● Written request: Print the full listing exactly.

··· Entries supplied

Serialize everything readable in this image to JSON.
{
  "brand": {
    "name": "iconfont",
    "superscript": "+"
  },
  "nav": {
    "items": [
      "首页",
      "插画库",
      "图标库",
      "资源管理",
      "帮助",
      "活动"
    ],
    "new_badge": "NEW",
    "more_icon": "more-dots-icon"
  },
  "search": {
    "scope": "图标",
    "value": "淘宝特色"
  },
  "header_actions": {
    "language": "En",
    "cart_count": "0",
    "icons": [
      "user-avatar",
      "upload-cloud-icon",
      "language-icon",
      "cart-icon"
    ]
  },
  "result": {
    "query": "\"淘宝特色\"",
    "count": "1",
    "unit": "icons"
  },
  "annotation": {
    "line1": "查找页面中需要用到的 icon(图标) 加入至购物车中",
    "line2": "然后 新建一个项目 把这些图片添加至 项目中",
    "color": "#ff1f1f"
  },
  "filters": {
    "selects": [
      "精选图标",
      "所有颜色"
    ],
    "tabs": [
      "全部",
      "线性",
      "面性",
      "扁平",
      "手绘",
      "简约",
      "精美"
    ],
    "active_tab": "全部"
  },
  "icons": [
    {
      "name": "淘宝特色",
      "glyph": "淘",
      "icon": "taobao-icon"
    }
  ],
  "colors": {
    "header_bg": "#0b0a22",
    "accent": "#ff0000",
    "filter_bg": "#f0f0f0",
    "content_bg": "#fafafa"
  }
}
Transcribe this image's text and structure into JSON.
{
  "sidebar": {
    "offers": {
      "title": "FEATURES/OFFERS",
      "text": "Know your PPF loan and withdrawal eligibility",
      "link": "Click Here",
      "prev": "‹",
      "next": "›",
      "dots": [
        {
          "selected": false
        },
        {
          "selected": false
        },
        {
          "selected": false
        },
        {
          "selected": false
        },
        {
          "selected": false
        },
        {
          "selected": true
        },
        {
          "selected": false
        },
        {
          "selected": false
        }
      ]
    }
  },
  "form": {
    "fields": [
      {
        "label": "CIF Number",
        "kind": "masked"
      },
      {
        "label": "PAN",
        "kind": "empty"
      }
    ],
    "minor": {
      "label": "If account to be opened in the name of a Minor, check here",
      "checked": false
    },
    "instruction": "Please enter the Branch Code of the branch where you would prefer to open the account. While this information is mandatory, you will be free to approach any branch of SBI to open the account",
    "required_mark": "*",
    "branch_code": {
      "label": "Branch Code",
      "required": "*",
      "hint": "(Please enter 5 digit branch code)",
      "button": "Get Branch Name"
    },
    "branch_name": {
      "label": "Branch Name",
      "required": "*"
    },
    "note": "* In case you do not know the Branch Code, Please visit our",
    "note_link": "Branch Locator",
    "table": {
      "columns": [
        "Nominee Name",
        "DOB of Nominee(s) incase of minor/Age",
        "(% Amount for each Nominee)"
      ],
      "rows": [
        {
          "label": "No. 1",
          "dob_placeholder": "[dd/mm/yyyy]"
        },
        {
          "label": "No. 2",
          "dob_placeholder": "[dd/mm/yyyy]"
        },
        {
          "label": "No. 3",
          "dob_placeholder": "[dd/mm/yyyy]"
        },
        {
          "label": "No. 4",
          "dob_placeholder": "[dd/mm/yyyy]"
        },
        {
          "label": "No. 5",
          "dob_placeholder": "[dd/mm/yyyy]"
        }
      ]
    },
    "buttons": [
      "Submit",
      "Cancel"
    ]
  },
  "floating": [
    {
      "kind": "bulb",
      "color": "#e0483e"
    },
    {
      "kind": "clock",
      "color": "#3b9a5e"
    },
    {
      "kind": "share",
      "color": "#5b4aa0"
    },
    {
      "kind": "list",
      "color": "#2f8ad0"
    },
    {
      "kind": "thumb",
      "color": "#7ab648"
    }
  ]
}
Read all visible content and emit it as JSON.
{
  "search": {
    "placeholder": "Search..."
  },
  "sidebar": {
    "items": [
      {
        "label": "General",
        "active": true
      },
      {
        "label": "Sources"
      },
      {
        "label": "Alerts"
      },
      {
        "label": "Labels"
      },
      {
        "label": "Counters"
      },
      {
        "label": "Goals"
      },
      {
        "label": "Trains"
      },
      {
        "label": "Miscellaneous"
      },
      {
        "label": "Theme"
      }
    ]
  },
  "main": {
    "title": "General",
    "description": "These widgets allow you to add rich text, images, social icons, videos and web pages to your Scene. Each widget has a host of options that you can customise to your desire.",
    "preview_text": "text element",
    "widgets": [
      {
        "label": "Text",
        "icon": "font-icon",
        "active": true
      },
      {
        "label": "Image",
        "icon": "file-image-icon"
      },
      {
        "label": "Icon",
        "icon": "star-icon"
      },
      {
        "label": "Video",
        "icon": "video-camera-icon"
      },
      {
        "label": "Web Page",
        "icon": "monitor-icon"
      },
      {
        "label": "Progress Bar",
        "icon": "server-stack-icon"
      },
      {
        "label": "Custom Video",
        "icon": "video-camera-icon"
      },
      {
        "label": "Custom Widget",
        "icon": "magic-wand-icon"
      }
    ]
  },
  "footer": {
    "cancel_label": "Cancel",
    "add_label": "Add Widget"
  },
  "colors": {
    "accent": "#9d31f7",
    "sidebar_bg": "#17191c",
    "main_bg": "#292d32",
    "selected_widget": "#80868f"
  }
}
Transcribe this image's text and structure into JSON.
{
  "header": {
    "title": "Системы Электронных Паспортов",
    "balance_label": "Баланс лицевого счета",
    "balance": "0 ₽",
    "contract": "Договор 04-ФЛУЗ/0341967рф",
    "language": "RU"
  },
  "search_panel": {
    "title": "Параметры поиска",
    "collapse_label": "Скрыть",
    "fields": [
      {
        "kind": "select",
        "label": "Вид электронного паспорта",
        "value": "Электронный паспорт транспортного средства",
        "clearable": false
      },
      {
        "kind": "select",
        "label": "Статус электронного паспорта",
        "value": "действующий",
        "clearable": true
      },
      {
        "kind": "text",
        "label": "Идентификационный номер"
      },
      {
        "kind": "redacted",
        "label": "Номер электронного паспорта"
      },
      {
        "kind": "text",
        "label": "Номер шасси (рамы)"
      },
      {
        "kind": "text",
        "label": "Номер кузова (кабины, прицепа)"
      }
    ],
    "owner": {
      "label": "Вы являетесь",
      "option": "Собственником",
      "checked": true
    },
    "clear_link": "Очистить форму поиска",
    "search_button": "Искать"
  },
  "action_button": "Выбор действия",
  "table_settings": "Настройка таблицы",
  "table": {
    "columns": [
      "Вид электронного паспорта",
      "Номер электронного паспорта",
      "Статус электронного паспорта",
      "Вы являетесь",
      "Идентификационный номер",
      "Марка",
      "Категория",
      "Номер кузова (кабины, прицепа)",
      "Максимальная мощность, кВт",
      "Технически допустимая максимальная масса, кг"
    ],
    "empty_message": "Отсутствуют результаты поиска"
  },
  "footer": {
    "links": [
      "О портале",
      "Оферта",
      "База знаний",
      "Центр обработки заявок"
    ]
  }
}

······

● Correct result:
Serialize everything readable in this image to JSON.
{
  "brand": {
    "name": "iconfont",
    "superscript": "+"
  },
  "nav": {
    "items": [
      "首页",
      "插画库",
      "图标库",
      "资源管理",
      "帮助",
      "活动"
    ],
    "new_badge": "NEW",
    "more_icon": "more-dots-icon"
  },
  "search": {
    "scope": "图标",
    "value": "淘宝特色"
  },
  "header_actions": {
    "language": "En",
    "cart_count": "0",
    "icons": [
      "user-avatar",
      "upload-cloud-icon",
      "language-icon",
      "cart-icon"
    ]
  },
  "result": {
    "query": "\"淘宝特色\"",
    "count": "1",
    "unit": "icons"
  },
  "annotation": {
    "line1": "查找页面中需要用到的 icon(图标) 加入至购物车中",
    "line2": "然后 新建一个项目 把这些图片添加至 项目中",
    "color": "#ff1f1f"
  },
  "filters": {
    "selects": [
      "精选图标",
      "所有颜色"
    ],
    "tabs": [
      "全部",
      "线性",
      "面性",
      "扁平",
      "手绘",
      "简约",
      "精美"
    ],
    "active_tab": "全部"
  },
  "icons": [
    {
      "name": "淘宝特色",
      "glyph": "淘",
      "icon": "taobao-icon"
    }
  ],
  "colors": {
    "header_bg": "#0b0a22",
    "accent": "#ff0000",
    "filter_bg": "#f0f0f0",
    "content_bg": "#fafafa"
  }
}
Transcribe this image's text and structure into JSON.
{
  "sidebar": {
    "offers": {
      "title": "FEATURES/OFFERS",
      "text": "Know your PPF loan and withdrawal eligibility",
      "link": "Click Here",
      "prev": "‹",
      "next": "›",
      "dots": [
        {
          "selected": false
        },
        {
          "selected": false
        },
        {
          "selected": false
        },
        {
          "selected": false
        },
        {
          "selected": false
        },
        {
          "selected": true
        },
        {
          "selected": false
        },
        {
          "selected": false
        }
      ]
    }
  },
  "form": {
    "fields": [
      {
        "label": "CIF Number",
        "kind": "masked"
      },
      {
        "label": "PAN",
        "kind": "empty"
      }
    ],
    "minor": {
      "label": "If account to be opened in the name of a Minor, check here",
      "checked": false
    },
    "instruction": "Please enter the Branch Code of the branch where you would prefer to open the account. While this information is mandatory, you will be free to approach any branch of SBI to open the account",
    "required_mark": "*",
    "branch_code": {
      "label": "Branch Code",
      "required": "*",
      "hint": "(Please enter 5 digit branch code)",
      "button": "Get Branch Name"
    },
    "branch_name": {
      "label": "Branch Name",
      "required": "*"
    },
    "note": "* In case you do not know the Branch Code, Please visit our",
    "note_link": "Branch Locator",
    "table": {
      "columns": [
        "Nominee Name",
        "DOB of Nominee(s) incase of minor/Age",
        "(% Amount for each Nominee)"
      ],
      "rows": [
        {
          "label": "No. 1",
          "dob_placeholder": "[dd/mm/yyyy]"
        },
        {
          "label": "No. 2",
          "dob_placeholder": "[dd/mm/yyyy]"
        },
        {
          "label": "No. 3",
          "dob_placeholder": "[dd/mm/yyyy]"
        },
        {
          "label": "No. 4",
          "dob_placeholder": "[dd/mm/yyyy]"
        },
        {
          "label": "No. 5",
          "dob_placeholder": "[dd/mm/yyyy]"
        }
      ]
    },
    "buttons": [
      "Submit",
      "Cancel"
    ]
  },
  "floating": [
    {
      "kind": "bulb",
      "color": "#e0483e"
    },
    {
      "kind": "clock",
      "color": "#3b9a5e"
    },
    {
      "kind": "share",
      "color": "#5b4aa0"
    },
    {
      "kind": "list",
      "color": "#2f8ad0"
    },
    {
      "kind": "thumb",
      "color": "#7ab648"
    }
  ]
}
Read all visible content and emit it as JSON.
{
  "search": {
    "placeholder": "Search..."
  },
  "sidebar": {
    "items": [
      {
        "label": "General",
        "active": true
      },
      {
        "label": "Sources"
      },
      {
        "label": "Alerts"
      },
      {
        "label": "Labels"
      },
      {
        "label": "Counters"
      },
      {
        "label": "Goals"
      },
      {
        "label": "Trains"
      },
      {
        "label": "Miscellaneous"
      },
      {
        "label": "Theme"
      }
    ]
  },
  "main": {
    "title": "General",
    "description": "These widgets allow you to add rich text, images, social icons, videos and web pages to your Scene. Each widget has a host of options that you can customise to your desire.",
    "preview_text": "text element",
    "widgets": [
      {
        "label": "Text",
        "icon": "font-icon",
        "active": true
      },
      {
        "label": "Image",
        "icon": "file-image-icon"
      },
      {
        "label": "Icon",
        "icon": "star-icon"
      },
      {
        "label": "Video",
        "icon": "video-camera-icon"
      },
      {
        "label": "Web Page",
        "icon": "monitor-icon"
      },
      {
        "label": "Progress Bar",
        "icon": "server-stack-icon"
      },
      {
        "label": "Custom Video",
        "icon": "video-camera-icon"
      },
      {
        "label": "Custom Widget",
        "icon": "magic-wand-icon"
      }
    ]
  },
  "footer": {
    "cancel_label": "Cancel",
    "add_label": "Add Widget"
  },
  "colors": {
    "accent": "#9d31f7",
    "sidebar_bg": "#17191c",
    "main_bg": "#292d32",
    "selected_widget": "#80868f"
  }
}
Transcribe this image's text and structure into JSON.
{
  "header": {
    "title": "Системы Электронных Паспортов",
    "balance_label": "Баланс лицевого счета",
    "balance": "0 ₽",
    "contract": "Договор 04-ФЛУЗ/0341967рф",
    "language": "RU"
  },
  "search_panel": {
    "title": "Параметры поиска",
    "collapse_label": "Скрыть",
    "fields": [
      {
        "kind": "select",
        "label": "Вид электронного паспорта",
        "value": "Электронный паспорт транспортного средства",
        "clearable": false
      },
      {
        "kind": "select",
        "label": "Статус электронного паспорта",
        "value": "действующий",
        "clearable": true
      },
      {
        "kind": "text",
        "label": "Идентификационный номер"
      },
      {
        "kind": "redacted",
        "label": "Номер электронного паспорта"
      },
      {
        "kind": "text",
        "label": "Номер шасси (рамы)"
      },
      {
        "kind": "text",
        "label": "Номер кузова (кабины, прицепа)"
      }
    ],
    "owner": {
      "label": "Вы являетесь",
      "option": "Собственником",
      "checked": true
    },
    "clear_link": "Очистить форму поиска",
    "search_button": "Искать"
  },
  "action_button": "Выбор действия",
  "table_settings": "Настройка таблицы",
  "table": {
    "columns": [
      "Вид электронного паспорта",
      "Номер электронного паспорта",
      "Статус электронного паспорта",
      "Вы являетесь",
      "Идентификационный номер",
      "Марка",
      "Категория",
      "Номер кузова (кабины, прицепа)",
      "Максимальная мощность, кВт",
      "Технически допустимая максимальная масса, кг"
    ],
    "empty_message": "Отсутствуют результаты поиска"
  },
  "footer": {
    "links": [
      "О портале",
      "Оферта",
      "База знаний",
      "Центр обработки заявок"
    ]
  }
}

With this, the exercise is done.